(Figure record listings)
+ + + + + + +

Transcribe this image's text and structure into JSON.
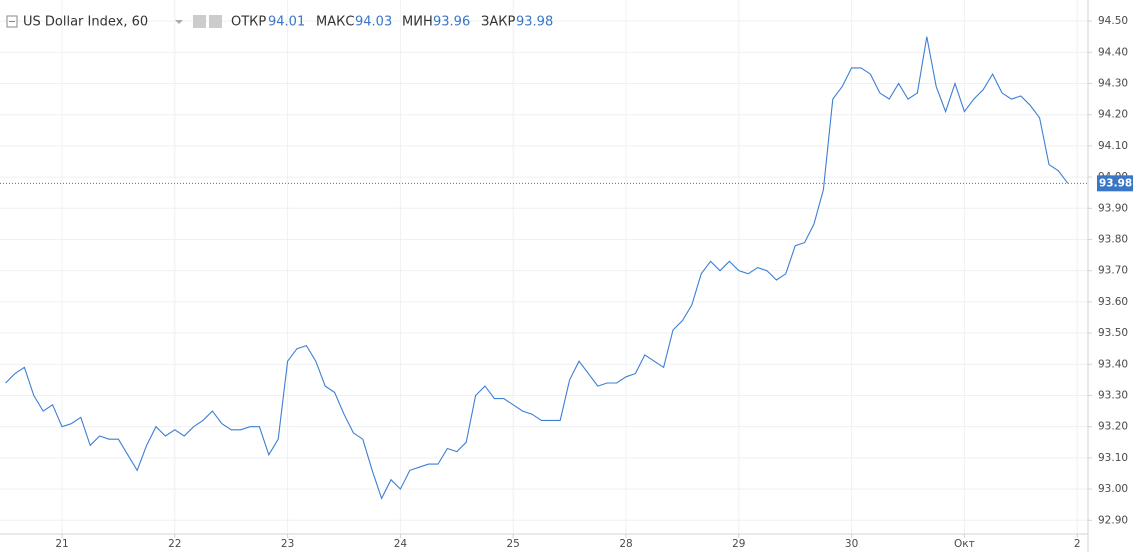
{
  "chart_data": {
    "type": "line",
    "title": "US Dollar Index, 60",
    "color": "#3d7fd4",
    "legend": [
      {
        "label": "ОТКР",
        "value": 94.01
      },
      {
        "label": "МАКС",
        "value": 94.03
      },
      {
        "label": "МИН",
        "value": 93.96
      },
      {
        "label": "ЗАКР",
        "value": 93.98
      }
    ],
    "categories": [
      null,
      null,
      null,
      null,
      null,
      null,
      "21",
      null,
      null,
      null,
      null,
      null,
      null,
      null,
      null,
      null,
      null,
      null,
      "22",
      null,
      null,
      null,
      null,
      null,
      null,
      null,
      null,
      null,
      null,
      null,
      "23",
      null,
      null,
      null,
      null,
      null,
      null,
      null,
      null,
      null,
      null,
      null,
      "24",
      null,
      null,
      null,
      null,
      null,
      null,
      null,
      null,
      null,
      null,
      null,
      "25",
      null,
      null,
      null,
      null,
      null,
      null,
      null,
      null,
      null,
      null,
      null,
      "28",
      null,
      null,
      null,
      null,
      null,
      null,
      null,
      null,
      null,
      null,
      null,
      "29",
      null,
      null,
      null,
      null,
      null,
      null,
      null,
      null,
      null,
      null,
      null,
      "30",
      null,
      null,
      null,
      null,
      null,
      null,
      null,
      null,
      null,
      null,
      null,
      "Окт",
      null,
      null,
      null,
      null,
      null,
      null,
      null,
      null,
      null,
      null,
      null,
      "2"
    ],
    "values": [
      93.34,
      93.37,
      93.39,
      93.3,
      93.25,
      93.27,
      93.2,
      93.21,
      93.23,
      93.14,
      93.17,
      93.16,
      93.16,
      93.11,
      93.06,
      93.14,
      93.2,
      93.17,
      93.19,
      93.17,
      93.2,
      93.22,
      93.25,
      93.21,
      93.19,
      93.19,
      93.2,
      93.2,
      93.11,
      93.16,
      93.41,
      93.45,
      93.46,
      93.41,
      93.33,
      93.31,
      93.24,
      93.18,
      93.16,
      93.06,
      92.97,
      93.03,
      93.0,
      93.06,
      93.07,
      93.08,
      93.08,
      93.13,
      93.12,
      93.15,
      93.3,
      93.33,
      93.29,
      93.29,
      93.27,
      93.25,
      93.24,
      93.22,
      93.22,
      93.22,
      93.35,
      93.41,
      93.37,
      93.33,
      93.34,
      93.34,
      93.36,
      93.37,
      93.43,
      93.41,
      93.39,
      93.51,
      93.54,
      93.59,
      93.69,
      93.73,
      93.7,
      93.73,
      93.7,
      93.69,
      93.71,
      93.7,
      93.67,
      93.69,
      93.78,
      93.79,
      93.85,
      93.96,
      94.25,
      94.29,
      94.35,
      94.35,
      94.33,
      94.27,
      94.25,
      94.3,
      94.25,
      94.27,
      94.45,
      94.29,
      94.21,
      94.3,
      94.21,
      94.25,
      94.28,
      94.33,
      94.27,
      94.25,
      94.26,
      94.23,
      94.19,
      94.04,
      94.02,
      93.98,
      null
    ],
    "ylim": [
      92.856,
      94.558
    ],
    "yticks": [
      {
        "value": 92.9,
        "label": "92.90"
      },
      {
        "value": 93.0,
        "label": "93.00"
      },
      {
        "value": 93.1,
        "label": "93.10"
      },
      {
        "value": 93.2,
        "label": "93.20"
      },
      {
        "value": 93.3,
        "label": "93.30"
      },
      {
        "value": 93.4,
        "label": "93.40"
      },
      {
        "value": 93.5,
        "label": "93.50"
      },
      {
        "value": 93.6,
        "label": "93.60"
      },
      {
        "value": 93.7,
        "label": "93.70"
      },
      {
        "value": 93.8,
        "label": "93.80"
      },
      {
        "value": 93.9,
        "label": "93.90"
      },
      {
        "value": 94.0,
        "label": "94.00"
      },
      {
        "value": 94.1,
        "label": "94.10"
      },
      {
        "value": 94.2,
        "label": "94.20"
      },
      {
        "value": 94.3,
        "label": "94.30"
      },
      {
        "value": 94.4,
        "label": "94.40"
      },
      {
        "value": 94.5,
        "label": "94.50"
      }
    ],
    "grid": true
  }
}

+ + + + + + +

# [Task requirements]
Without including any pictures, please restate all the records exactly.

# [Response]
Transcribe this image's text and structure into JSON.
{
  "chart_data": {
    "type": "line",
    "title": "US Dollar Index, 60",
    "color": "#3d7fd4",
    "legend": [
      {
        "label": "ОТКР",
        "value": 94.01
      },
      {
        "label": "МАКС",
        "value": 94.03
      },
      {
        "label": "МИН",
        "value": 93.96
      },
      {
        "label": "ЗАКР",
        "value": 93.98
      }
    ],
    "categories": [
      null,
      null,
      null,
      null,
      null,
      null,
      "21",
      null,
      null,
      null,
      null,
      null,
      null,
      null,
      null,
      null,
      null,
      null,
      "22",
      null,
      null,
      null,
      null,
      null,
      null,
      null,
      null,
      null,
      null,
      null,
      "23",
      null,
      null,
      null,
      null,
      null,
      null,
      null,
      null,
      null,
      null,
      null,
      "24",
      null,
      null,
      null,
      null,
      null,
      null,
      null,
      null,
      null,
      null,
      null,
      "25",
      null,
      null,
      null,
      null,
      null,
      null,
      null,
      null,
      null,
      null,
      null,
      "28",
      null,
      null,
      null,
      null,
      null,
      null,
      null,
      null,
      null,
      null,
      null,
      "29",
      null,
      null,
      null,
      null,
      null,
      null,
      null,
      null,
      null,
      null,
      null,
      "30",
      null,
      null,
      null,
      null,
      null,
      null,
      null,
      null,
      null,
      null,
      null,
      "Окт",
      null,
      null,
      null,
      null,
      null,
      null,
      null,
      null,
      null,
      null,
      null,
      "2"
    ],
    "values": [
      93.34,
      93.37,
      93.39,
      93.3,
      93.25,
      93.27,
      93.2,
      93.21,
      93.23,
      93.14,
      93.17,
      93.16,
      93.16,
      93.11,
      93.06,
      93.14,
      93.2,
      93.17,
      93.19,
      93.17,
      93.2,
      93.22,
      93.25,
      93.21,
      93.19,
      93.19,
      93.2,
      93.2,
      93.11,
      93.16,
      93.41,
      93.45,
      93.46,
      93.41,
      93.33,
      93.31,
      93.24,
      93.18,
      93.16,
      93.06,
      92.97,
      93.03,
      93.0,
      93.06,
      93.07,
      93.08,
      93.08,
      93.13,
      93.12,
      93.15,
      93.3,
      93.33,
      93.29,
      93.29,
      93.27,
      93.25,
      93.24,
      93.22,
      93.22,
      93.22,
      93.35,
      93.41,
      93.37,
      93.33,
      93.34,
      93.34,
      93.36,
      93.37,
      93.43,
      93.41,
      93.39,
      93.51,
      93.54,
      93.59,
      93.69,
      93.73,
      93.7,
      93.73,
      93.7,
      93.69,
      93.71,
      93.7,
      93.67,
      93.69,
      93.78,
      93.79,
      93.85,
      93.96,
      94.25,
      94.29,
      94.35,
      94.35,
      94.33,
      94.27,
      94.25,
      94.3,
      94.25,
      94.27,
      94.45,
      94.29,
      94.21,
      94.3,
      94.21,
      94.25,
      94.28,
      94.33,
      94.27,
      94.25,
      94.26,
      94.23,
      94.19,
      94.04,
      94.02,
      93.98,
      null
    ],
    "ylim": [
      92.856,
      94.558
    ],
    "yticks": [
      {
        "value": 92.9,
        "label": "92.90"
      },
      {
        "value": 93.0,
        "label": "93.00"
      },
      {
        "value": 93.1,
        "label": "93.10"
      },
      {
        "value": 93.2,
        "label": "93.20"
      },
      {
        "value": 93.3,
        "label": "93.30"
      },
      {
        "value": 93.4,
        "label": "93.40"
      },
      {
        "value": 93.5,
        "label": "93.50"
      },
      {
        "value": 93.6,
        "label": "93.60"
      },
      {
        "value": 93.7,
        "label": "93.70"
      },
      {
        "value": 93.8,
        "label": "93.80"
      },
      {
        "value": 93.9,
        "label": "93.90"
      },
      {
        "value": 94.0,
        "label": "94.00"
      },
      {
        "value": 94.1,
        "label": "94.10"
      },
      {
        "value": 94.2,
        "label": "94.20"
      },
      {
        "value": 94.3,
        "label": "94.30"
      },
      {
        "value": 94.4,
        "label": "94.40"
      },
      {
        "value": 94.5,
        "label": "94.50"
      }
    ],
    "grid": true
  }
}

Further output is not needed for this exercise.